**PASSAGE TO READ:**
At one point of my life I watched a ton of baseball. It’s a nifty game, really. Different than all other games. Its matches play in waves–each inning, each half-inning, really–being it’s own event, the flow of anticipation builds slowly, then releases in unexpected ways. You can watch a baseball game, and if you’re truly paying attention you’ll see something that you’ve never seen before.
But I don’t watch much anymore.
Last night, though, as Lisa and I were prepping for our evening of internet catch-up, I needed something to play in the background, and rather than the usual string of “Big Bang Theory” reruns, I decided to flip on a game. The Giants of San Francisco were visiting the Reds of Cincinnati.
If you follow baseball at all, you’ll know that something very special happened in this game. Homer Bailey, the Reds’ pitcher tossed his second career no-hitter, walking only one batter. The no-hitter was preserved by a weird play in the eighth inning that became a first-baseman to third-baseman fielder’s choice rather than a hit.
Here’s the statistical question of the day for all of you. I’ve done the math. I know the answer to this one, so I’ll turn it into a contest. First to email me a correct answer (to ron_at_typosphere.com), along with their address, will receive a free copy of one of the Writers of the Future volumes I appeared in.
The question is this: What are the chances of me having turned on a random game and seeing this no hitter?

**RECORDS SHOWN:**
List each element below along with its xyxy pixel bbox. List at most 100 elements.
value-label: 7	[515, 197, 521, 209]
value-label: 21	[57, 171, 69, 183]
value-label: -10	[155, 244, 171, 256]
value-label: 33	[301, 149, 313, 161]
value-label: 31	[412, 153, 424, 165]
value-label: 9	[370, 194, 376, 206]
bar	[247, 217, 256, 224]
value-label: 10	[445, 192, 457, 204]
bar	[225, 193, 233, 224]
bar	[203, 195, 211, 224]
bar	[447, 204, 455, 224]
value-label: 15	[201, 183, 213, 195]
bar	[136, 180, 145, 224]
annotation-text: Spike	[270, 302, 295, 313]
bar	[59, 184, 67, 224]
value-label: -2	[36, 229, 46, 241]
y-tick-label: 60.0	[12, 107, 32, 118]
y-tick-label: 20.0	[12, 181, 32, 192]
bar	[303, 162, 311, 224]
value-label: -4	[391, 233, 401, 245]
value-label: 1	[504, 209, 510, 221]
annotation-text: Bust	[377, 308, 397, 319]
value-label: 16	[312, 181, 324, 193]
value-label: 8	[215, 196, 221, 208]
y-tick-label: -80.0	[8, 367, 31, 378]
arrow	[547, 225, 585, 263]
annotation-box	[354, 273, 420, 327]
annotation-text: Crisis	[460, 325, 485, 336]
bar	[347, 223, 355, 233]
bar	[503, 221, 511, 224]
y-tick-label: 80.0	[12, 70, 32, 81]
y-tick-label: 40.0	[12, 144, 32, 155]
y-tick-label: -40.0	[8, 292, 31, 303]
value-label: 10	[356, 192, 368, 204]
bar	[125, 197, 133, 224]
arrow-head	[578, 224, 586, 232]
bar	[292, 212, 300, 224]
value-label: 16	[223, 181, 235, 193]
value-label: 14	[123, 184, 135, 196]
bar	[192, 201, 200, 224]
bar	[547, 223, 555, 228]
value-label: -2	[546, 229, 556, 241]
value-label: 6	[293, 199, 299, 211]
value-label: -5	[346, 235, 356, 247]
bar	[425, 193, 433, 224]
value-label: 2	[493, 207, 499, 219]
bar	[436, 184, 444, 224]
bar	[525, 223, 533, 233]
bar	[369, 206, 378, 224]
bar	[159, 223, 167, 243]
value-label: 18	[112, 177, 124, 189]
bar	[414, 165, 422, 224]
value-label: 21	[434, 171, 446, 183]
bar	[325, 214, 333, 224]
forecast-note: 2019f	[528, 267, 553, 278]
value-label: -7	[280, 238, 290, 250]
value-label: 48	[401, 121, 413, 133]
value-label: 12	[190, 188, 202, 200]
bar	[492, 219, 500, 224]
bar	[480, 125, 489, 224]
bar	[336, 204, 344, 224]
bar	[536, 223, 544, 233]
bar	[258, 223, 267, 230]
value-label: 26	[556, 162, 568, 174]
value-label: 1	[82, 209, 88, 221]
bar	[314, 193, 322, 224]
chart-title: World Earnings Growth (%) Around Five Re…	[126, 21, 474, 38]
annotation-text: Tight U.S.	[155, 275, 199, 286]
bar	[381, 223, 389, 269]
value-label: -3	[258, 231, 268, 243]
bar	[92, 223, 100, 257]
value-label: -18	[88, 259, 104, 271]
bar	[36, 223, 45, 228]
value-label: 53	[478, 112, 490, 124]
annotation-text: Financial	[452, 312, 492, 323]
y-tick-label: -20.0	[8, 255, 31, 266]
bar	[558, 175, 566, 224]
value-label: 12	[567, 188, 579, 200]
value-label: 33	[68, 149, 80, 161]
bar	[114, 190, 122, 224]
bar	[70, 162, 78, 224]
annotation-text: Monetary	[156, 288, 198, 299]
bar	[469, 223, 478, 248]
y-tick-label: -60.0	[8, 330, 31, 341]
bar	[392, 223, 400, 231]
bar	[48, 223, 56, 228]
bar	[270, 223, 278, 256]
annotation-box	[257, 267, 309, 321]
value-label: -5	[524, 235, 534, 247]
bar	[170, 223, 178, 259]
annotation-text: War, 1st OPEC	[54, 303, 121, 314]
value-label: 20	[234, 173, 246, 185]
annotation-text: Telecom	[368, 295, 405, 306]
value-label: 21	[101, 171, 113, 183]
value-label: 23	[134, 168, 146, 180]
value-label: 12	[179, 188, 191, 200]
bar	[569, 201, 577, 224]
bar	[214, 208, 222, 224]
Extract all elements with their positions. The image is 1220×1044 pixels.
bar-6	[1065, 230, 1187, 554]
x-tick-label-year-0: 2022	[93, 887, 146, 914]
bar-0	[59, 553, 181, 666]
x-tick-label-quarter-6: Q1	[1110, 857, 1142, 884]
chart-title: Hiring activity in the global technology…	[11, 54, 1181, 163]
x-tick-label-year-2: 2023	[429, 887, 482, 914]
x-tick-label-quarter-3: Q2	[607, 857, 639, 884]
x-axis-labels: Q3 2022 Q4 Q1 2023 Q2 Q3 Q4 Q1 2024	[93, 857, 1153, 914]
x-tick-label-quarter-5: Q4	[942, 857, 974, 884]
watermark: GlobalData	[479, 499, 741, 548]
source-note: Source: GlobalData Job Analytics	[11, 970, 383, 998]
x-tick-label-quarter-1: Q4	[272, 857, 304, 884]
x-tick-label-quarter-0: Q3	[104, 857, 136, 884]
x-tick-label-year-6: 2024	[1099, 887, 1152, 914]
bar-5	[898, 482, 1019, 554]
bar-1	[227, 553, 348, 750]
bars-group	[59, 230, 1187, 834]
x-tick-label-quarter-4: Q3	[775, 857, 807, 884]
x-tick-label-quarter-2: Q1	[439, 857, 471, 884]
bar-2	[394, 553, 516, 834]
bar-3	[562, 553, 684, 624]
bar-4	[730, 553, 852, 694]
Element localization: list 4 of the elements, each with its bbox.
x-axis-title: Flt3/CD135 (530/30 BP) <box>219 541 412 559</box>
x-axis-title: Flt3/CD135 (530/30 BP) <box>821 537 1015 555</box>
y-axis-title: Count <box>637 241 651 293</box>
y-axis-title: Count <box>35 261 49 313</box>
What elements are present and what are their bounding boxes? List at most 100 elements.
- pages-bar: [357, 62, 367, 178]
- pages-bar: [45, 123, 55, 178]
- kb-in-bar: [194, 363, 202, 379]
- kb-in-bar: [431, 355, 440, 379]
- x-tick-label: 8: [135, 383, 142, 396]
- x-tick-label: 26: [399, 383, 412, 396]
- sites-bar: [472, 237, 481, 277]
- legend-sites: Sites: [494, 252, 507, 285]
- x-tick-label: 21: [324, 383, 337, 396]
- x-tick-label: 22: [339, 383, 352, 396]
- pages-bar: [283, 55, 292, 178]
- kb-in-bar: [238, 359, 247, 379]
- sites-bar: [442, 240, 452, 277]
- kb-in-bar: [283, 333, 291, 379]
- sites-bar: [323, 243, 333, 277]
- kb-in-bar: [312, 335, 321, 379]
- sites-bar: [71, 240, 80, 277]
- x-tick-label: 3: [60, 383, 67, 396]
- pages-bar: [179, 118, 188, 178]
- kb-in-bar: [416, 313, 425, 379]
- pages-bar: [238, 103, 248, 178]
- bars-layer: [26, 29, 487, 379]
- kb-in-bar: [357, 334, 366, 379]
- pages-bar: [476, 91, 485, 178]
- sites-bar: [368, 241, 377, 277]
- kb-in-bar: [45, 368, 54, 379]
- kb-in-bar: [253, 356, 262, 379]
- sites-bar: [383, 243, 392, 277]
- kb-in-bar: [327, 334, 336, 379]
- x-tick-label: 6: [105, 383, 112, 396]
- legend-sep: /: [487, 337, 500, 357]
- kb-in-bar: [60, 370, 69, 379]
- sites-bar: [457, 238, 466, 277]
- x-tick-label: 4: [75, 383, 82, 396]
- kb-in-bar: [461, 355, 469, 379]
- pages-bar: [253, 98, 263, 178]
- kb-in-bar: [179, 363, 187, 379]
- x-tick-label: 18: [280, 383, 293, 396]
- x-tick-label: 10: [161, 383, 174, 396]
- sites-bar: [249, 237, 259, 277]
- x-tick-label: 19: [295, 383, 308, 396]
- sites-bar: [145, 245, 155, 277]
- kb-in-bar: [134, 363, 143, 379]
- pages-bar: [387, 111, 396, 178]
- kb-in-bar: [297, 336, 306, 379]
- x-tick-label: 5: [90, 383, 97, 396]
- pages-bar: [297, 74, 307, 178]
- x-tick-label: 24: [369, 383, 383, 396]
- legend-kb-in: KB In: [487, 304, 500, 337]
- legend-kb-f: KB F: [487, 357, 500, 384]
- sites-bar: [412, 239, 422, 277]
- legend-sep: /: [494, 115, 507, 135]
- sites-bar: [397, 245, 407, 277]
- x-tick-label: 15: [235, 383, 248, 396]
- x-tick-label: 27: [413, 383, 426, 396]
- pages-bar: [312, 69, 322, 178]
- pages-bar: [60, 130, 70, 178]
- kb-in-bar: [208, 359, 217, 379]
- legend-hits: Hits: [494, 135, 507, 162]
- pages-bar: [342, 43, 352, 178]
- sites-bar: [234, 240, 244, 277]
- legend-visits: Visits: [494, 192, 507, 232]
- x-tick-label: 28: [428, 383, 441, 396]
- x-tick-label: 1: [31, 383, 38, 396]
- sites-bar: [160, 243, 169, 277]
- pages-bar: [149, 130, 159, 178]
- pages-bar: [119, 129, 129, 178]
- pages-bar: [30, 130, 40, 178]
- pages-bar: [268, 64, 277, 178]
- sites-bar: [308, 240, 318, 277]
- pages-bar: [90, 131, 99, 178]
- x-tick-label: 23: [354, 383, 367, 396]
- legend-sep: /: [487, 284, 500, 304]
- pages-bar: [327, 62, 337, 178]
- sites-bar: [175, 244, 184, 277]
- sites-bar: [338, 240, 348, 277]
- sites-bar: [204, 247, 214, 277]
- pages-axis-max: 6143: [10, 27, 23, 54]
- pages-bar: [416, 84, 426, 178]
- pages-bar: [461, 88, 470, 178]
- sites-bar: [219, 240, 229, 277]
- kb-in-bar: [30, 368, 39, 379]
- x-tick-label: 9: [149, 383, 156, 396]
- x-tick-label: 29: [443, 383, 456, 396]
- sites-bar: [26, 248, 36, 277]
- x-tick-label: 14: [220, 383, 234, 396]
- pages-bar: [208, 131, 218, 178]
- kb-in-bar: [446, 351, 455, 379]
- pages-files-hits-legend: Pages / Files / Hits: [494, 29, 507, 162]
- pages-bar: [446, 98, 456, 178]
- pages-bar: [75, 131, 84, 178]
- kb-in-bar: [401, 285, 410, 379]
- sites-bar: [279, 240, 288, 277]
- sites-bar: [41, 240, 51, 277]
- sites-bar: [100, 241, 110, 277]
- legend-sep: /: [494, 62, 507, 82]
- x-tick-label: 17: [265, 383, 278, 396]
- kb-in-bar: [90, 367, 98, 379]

**EXERCISE DESCRIPTION:** Return the full baseball no-hitter post from above, word for word, with nothing changed.

**RESPONSE AREA:**
At one point of my life I watched a ton of baseball. It’s a nifty game, really. Different than all other games. Its matches play in waves–each inning, each half-inning, really–being it’s own event, the flow of anticipation builds slowly, then releases in unexpected ways. You can watch a baseball game, and if you’re truly paying attention you’ll see something that you’ve never seen before.
But I don’t watch much anymore.
Last night, though, as Lisa and I were prepping for our evening of internet catch-up, I needed something to play in the background, and rather than the usual string of “Big Bang Theory” reruns, I decided to flip on a game. The Giants of San Francisco were visiting the Reds of Cincinnati.
If you follow baseball at all, you’ll know that something very special happened in this game. Homer Bailey, the Reds’ pitcher tossed his second career no-hitter, walking only one batter. The no-hitter was preserved by a weird play in the eighth inning that became a first-baseman to third-baseman fielder’s choice rather than a hit.
Here’s the statistical question of the day for all of you. I’ve done the math. I know the answer to this one, so I’ll turn it into a contest. First to email me a correct answer (to ron_at_typosphere.com), along with their address, will receive a free copy of one of the Writers of the Future volumes I appeared in.
The question is this: What are the chances of me having turned on a random game and seeing this no hitter?